◆ Exercise directions: Show every line from the entries that follow which holds the word "bottom".

◆ Records provided:
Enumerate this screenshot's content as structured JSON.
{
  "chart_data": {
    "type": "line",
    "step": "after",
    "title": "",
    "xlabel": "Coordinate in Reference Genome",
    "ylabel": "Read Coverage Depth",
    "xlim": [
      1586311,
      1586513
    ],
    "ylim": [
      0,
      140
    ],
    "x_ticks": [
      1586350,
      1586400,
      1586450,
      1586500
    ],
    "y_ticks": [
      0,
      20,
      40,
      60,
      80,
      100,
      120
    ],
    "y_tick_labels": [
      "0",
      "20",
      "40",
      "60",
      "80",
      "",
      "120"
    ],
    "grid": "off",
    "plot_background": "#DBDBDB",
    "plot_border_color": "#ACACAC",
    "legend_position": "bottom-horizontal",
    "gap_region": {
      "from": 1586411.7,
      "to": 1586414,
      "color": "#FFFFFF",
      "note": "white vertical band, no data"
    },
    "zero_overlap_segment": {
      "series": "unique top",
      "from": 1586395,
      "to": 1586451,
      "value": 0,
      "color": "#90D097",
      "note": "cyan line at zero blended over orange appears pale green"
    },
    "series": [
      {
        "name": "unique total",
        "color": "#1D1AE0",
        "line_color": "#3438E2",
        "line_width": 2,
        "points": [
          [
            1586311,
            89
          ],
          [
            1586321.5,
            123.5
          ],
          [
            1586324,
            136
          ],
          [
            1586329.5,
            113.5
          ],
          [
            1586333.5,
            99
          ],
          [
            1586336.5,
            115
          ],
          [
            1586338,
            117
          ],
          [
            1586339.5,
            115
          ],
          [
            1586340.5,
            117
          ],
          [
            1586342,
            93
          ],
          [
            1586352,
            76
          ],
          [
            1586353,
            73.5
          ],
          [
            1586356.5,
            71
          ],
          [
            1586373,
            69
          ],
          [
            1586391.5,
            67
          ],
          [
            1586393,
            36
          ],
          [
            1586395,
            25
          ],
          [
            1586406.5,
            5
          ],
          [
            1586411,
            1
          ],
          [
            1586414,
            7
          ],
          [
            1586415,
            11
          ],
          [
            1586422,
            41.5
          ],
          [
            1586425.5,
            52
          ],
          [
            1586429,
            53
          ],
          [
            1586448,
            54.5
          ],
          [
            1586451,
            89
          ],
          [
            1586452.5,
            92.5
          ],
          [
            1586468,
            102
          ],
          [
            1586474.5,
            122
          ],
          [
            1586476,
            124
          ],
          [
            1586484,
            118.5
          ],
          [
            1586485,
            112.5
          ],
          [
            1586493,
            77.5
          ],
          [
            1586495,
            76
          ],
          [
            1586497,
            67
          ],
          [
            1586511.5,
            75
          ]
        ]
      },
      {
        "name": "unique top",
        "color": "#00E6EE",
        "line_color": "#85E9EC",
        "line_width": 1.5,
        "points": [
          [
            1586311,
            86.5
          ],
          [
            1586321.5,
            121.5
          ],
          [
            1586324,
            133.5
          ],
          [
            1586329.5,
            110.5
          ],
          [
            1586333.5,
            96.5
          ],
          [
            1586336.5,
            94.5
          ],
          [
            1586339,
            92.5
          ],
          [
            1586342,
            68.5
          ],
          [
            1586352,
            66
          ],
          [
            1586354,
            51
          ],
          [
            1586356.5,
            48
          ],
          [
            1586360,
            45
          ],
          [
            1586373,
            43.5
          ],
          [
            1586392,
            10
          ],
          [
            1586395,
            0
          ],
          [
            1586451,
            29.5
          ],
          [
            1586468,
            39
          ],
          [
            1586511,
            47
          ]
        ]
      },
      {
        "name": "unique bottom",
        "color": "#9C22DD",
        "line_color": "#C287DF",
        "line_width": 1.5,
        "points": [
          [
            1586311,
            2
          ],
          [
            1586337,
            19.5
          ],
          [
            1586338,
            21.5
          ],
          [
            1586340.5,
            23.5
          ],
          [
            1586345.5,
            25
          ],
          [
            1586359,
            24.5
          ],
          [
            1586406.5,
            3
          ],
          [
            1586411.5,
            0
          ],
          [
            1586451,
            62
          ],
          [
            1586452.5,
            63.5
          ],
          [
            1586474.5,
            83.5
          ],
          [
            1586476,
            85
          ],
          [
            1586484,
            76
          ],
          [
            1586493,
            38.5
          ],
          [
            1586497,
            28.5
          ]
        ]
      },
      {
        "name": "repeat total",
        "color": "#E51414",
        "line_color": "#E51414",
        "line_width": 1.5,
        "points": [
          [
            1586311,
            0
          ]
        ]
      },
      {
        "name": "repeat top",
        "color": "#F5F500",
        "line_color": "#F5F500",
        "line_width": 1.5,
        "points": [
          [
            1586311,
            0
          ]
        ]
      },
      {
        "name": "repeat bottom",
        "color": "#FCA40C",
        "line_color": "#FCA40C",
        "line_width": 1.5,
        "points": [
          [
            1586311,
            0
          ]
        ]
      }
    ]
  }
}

◆ Exercise answer:
    "legend_position": "bottom-horizontal",
        "name": "unique bottom",
        "name": "repeat bottom",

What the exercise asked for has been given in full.